▶ _Exercise brief_
Type out the complete listing below word for word, without its pictures.

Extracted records
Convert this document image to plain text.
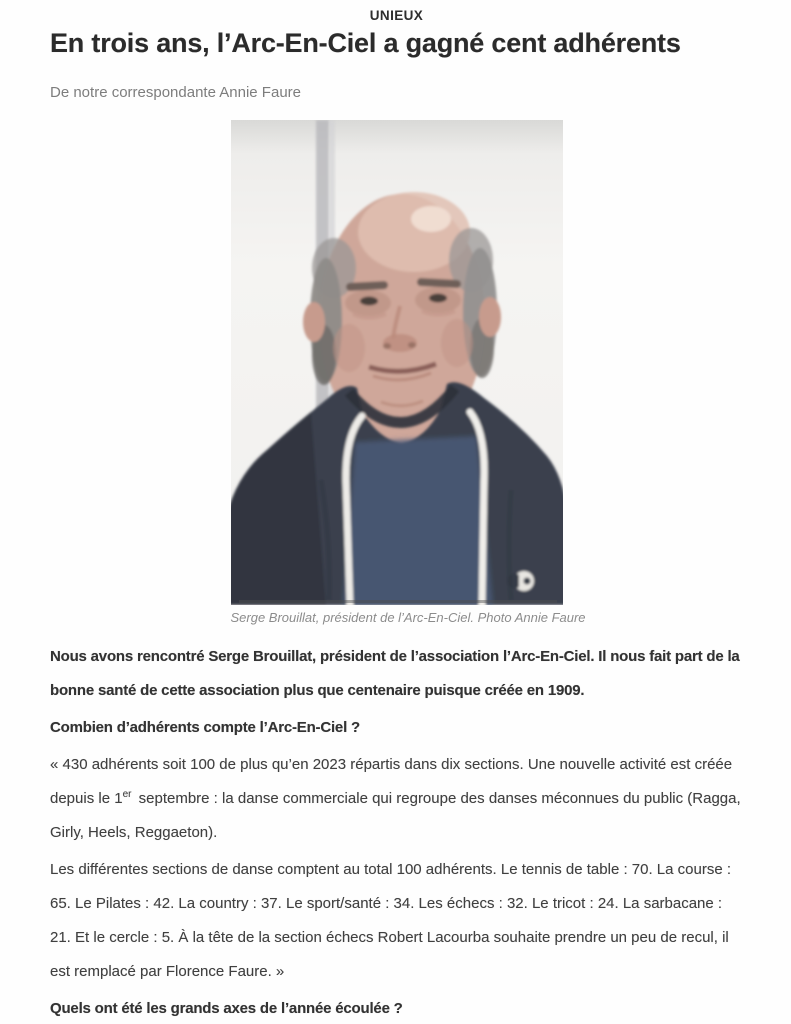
UNIEUX
En trois ans, l’Arc-En-Ciel a gagné cent adhérents

De notre correspondante Annie Faure

Serge Brouillat, président de l’Arc-En-Ciel. Photo Annie Faure

Nous avons rencontré Serge Brouillat, président de l’association l’Arc-En-Ciel. Il nous fait part de la bonne santé de cette association plus que centenaire puisque créée en 1909.

Combien d’adhérents compte l’Arc-En-Ciel ?

« 430 adhérents soit 100 de plus qu’en 2023 répartis dans dix sections. Une nouvelle activité est créée depuis le 1er septembre : la danse commerciale qui regroupe des danses méconnues du public (Ragga, Girly, Heels, Reggaeton).

Les différentes sections de danse comptent au total 100 adhérents. Le tennis de table : 70. La course : 65. Le Pilates : 42. La country : 37. Le sport/santé : 34. Les échecs : 32. Le tricot : 24. La sarbacane : 21. Et le cercle : 5. À la tête de la section échecs Robert Lacourba souhaite prendre un peu de recul, il est remplacé par Florence Faure. »

Quels ont été les grands axes de l’année écoulée ?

▶ _Worked solution_
Convert this document image to plain text.
UNIEUX
En trois ans, l’Arc-En-Ciel a gagné cent adhérents

De notre correspondante Annie Faure

Serge Brouillat, président de l’Arc-En-Ciel. Photo Annie Faure

Nous avons rencontré Serge Brouillat, président de l’association l’Arc-En-Ciel. Il nous fait part de la bonne santé de cette association plus que centenaire puisque créée en 1909.

Combien d’adhérents compte l’Arc-En-Ciel ?

« 430 adhérents soit 100 de plus qu’en 2023 répartis dans dix sections. Une nouvelle activité est créée depuis le 1er septembre : la danse commerciale qui regroupe des danses méconnues du public (Ragga, Girly, Heels, Reggaeton).

Les différentes sections de danse comptent au total 100 adhérents. Le tennis de table : 70. La course : 65. Le Pilates : 42. La country : 37. Le sport/santé : 34. Les échecs : 32. Le tricot : 24. La sarbacane : 21. Et le cercle : 5. À la tête de la section échecs Robert Lacourba souhaite prendre un peu de recul, il est remplacé par Florence Faure. »

Quels ont été les grands axes de l’année écoulée ?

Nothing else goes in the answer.